GIVEN TASK ->
Copy these lines out word for word, without changing anything.

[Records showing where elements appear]
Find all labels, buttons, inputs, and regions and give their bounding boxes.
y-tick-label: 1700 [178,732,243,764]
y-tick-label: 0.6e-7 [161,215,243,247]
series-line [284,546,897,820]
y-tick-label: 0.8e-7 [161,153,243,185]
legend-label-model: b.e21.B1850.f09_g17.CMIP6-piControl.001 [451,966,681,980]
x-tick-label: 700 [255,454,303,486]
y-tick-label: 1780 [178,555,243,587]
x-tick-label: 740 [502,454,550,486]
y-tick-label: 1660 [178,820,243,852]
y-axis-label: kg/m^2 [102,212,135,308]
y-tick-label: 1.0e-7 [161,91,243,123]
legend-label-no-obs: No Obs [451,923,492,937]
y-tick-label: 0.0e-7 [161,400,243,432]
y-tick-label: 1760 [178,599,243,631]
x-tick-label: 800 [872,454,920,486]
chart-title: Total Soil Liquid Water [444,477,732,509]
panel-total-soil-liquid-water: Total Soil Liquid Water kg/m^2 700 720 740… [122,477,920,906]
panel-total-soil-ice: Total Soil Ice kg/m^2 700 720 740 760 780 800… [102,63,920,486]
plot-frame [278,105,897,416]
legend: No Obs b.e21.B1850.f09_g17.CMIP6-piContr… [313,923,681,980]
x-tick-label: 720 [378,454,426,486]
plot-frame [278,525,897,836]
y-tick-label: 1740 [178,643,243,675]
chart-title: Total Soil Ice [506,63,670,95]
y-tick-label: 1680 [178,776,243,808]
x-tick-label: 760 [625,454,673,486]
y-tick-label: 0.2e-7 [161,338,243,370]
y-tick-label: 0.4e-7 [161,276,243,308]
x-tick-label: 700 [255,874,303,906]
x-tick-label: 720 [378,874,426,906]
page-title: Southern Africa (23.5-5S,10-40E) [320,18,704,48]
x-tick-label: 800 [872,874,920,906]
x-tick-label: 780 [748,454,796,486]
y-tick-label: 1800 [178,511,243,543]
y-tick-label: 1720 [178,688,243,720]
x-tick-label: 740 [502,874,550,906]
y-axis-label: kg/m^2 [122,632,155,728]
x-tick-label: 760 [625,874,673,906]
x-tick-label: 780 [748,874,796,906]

SOLUTION TO THIS TASK ->
Find all labels, buttons, inputs, and regions and give their bounding boxes.
y-tick-label: 1700 [178,732,243,764]
y-tick-label: 0.6e-7 [161,215,243,247]
series-line [284,546,897,820]
y-tick-label: 0.8e-7 [161,153,243,185]
legend-label-model: b.e21.B1850.f09_g17.CMIP6-piControl.001 [451,966,681,980]
x-tick-label: 700 [255,454,303,486]
y-tick-label: 1780 [178,555,243,587]
x-tick-label: 740 [502,454,550,486]
y-tick-label: 1660 [178,820,243,852]
y-axis-label: kg/m^2 [102,212,135,308]
y-tick-label: 1.0e-7 [161,91,243,123]
legend-label-no-obs: No Obs [451,923,492,937]
y-tick-label: 0.0e-7 [161,400,243,432]
y-tick-label: 1760 [178,599,243,631]
x-tick-label: 800 [872,454,920,486]
chart-title: Total Soil Liquid Water [444,477,732,509]
panel-total-soil-liquid-water: Total Soil Liquid Water kg/m^2 700 720 740… [122,477,920,906]
panel-total-soil-ice: Total Soil Ice kg/m^2 700 720 740 760 780 800… [102,63,920,486]
plot-frame [278,105,897,416]
legend: No Obs b.e21.B1850.f09_g17.CMIP6-piContr… [313,923,681,980]
x-tick-label: 720 [378,454,426,486]
plot-frame [278,525,897,836]
y-tick-label: 1740 [178,643,243,675]
chart-title: Total Soil Ice [506,63,670,95]
y-tick-label: 1680 [178,776,243,808]
x-tick-label: 760 [625,454,673,486]
y-tick-label: 0.2e-7 [161,338,243,370]
y-tick-label: 0.4e-7 [161,276,243,308]
x-tick-label: 700 [255,874,303,906]
x-tick-label: 720 [378,874,426,906]
page-title: Southern Africa (23.5-5S,10-40E) [320,18,704,48]
x-tick-label: 800 [872,874,920,906]
x-tick-label: 780 [748,454,796,486]
y-tick-label: 1800 [178,511,243,543]
y-tick-label: 1720 [178,688,243,720]
x-tick-label: 740 [502,874,550,906]
y-axis-label: kg/m^2 [122,632,155,728]
x-tick-label: 760 [625,874,673,906]
x-tick-label: 780 [748,874,796,906]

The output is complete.